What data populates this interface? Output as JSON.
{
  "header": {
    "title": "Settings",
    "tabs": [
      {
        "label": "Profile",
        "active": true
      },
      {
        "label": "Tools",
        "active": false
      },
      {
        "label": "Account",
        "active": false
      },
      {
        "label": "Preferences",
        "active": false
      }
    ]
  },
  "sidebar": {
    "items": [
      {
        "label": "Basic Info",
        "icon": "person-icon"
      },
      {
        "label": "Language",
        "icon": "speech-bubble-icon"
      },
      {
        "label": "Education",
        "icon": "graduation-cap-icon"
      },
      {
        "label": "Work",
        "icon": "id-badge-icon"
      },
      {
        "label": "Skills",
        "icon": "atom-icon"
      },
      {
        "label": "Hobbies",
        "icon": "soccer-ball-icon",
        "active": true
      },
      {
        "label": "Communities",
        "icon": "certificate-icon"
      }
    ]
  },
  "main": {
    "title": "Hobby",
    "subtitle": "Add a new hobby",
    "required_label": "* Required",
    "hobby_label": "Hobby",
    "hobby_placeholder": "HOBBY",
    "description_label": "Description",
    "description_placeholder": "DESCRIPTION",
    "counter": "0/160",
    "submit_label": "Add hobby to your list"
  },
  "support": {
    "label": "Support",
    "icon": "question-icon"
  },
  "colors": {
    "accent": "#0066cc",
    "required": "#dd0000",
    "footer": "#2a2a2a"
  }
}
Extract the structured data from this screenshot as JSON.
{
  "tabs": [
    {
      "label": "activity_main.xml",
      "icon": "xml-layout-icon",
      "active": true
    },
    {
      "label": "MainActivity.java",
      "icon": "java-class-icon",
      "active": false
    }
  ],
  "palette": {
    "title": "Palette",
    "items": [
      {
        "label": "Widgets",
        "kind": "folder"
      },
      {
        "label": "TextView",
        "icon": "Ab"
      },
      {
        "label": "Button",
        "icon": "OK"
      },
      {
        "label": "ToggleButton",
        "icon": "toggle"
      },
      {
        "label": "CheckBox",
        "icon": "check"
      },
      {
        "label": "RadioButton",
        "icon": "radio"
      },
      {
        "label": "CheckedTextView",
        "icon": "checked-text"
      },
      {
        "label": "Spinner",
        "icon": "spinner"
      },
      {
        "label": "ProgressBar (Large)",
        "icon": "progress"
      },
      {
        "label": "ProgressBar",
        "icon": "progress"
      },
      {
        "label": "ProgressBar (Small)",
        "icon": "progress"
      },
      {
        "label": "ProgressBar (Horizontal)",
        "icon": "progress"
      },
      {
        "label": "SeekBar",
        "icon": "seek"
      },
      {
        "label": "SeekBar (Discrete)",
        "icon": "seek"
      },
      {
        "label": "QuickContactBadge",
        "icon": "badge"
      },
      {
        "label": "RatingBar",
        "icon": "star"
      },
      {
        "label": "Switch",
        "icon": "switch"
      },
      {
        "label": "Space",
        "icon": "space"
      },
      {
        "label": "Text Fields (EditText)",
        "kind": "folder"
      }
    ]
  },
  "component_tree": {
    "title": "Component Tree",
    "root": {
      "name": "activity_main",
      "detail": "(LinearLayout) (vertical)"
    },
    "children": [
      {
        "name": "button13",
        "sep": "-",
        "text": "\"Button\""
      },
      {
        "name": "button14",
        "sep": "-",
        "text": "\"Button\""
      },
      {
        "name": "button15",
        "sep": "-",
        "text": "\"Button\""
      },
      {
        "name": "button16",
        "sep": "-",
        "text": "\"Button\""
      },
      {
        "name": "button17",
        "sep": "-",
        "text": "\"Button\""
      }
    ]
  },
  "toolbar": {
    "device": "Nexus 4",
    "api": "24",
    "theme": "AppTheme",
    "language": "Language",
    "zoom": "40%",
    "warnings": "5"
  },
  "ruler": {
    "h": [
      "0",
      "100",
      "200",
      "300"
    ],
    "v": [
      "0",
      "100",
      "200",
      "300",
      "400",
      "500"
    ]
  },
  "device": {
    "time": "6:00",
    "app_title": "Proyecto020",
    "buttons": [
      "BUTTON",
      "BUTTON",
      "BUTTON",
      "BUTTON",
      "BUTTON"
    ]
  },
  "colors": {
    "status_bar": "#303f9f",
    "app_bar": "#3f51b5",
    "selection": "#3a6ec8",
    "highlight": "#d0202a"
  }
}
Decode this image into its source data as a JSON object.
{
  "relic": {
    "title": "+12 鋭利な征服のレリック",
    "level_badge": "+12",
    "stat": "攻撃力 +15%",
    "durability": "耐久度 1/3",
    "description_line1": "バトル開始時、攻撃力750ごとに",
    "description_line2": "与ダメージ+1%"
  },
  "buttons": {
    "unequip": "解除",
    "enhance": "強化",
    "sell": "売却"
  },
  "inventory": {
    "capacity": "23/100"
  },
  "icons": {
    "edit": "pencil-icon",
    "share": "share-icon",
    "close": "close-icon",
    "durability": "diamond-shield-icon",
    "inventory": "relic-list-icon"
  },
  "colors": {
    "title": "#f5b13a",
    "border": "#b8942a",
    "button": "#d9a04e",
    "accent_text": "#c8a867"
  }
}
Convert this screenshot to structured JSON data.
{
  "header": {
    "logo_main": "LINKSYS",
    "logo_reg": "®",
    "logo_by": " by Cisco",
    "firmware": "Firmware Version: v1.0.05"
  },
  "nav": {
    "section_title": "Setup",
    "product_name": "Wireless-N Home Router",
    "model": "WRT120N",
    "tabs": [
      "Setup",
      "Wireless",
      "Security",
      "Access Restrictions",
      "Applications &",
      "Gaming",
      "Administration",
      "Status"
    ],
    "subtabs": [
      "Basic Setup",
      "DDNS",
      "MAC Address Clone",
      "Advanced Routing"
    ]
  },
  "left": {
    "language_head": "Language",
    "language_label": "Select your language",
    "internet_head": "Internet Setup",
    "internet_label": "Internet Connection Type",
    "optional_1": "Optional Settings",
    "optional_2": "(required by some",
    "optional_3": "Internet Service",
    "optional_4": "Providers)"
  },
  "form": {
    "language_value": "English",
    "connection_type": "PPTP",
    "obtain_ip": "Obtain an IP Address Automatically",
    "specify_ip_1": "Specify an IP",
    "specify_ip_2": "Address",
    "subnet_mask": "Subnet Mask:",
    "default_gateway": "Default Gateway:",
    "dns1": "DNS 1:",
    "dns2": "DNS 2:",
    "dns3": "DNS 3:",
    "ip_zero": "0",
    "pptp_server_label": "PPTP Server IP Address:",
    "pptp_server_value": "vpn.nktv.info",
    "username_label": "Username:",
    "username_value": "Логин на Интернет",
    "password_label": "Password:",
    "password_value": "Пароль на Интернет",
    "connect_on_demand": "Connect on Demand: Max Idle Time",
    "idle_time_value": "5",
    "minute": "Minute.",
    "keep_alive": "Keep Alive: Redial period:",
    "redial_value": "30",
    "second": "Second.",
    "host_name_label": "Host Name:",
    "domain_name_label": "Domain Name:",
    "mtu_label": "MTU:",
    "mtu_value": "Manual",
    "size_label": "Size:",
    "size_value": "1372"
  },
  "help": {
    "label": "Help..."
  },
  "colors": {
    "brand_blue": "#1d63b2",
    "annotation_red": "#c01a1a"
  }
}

- _Objective_
Work through the records line by line and tally those with the word "inventory". Report only the total.

- _Task result_
2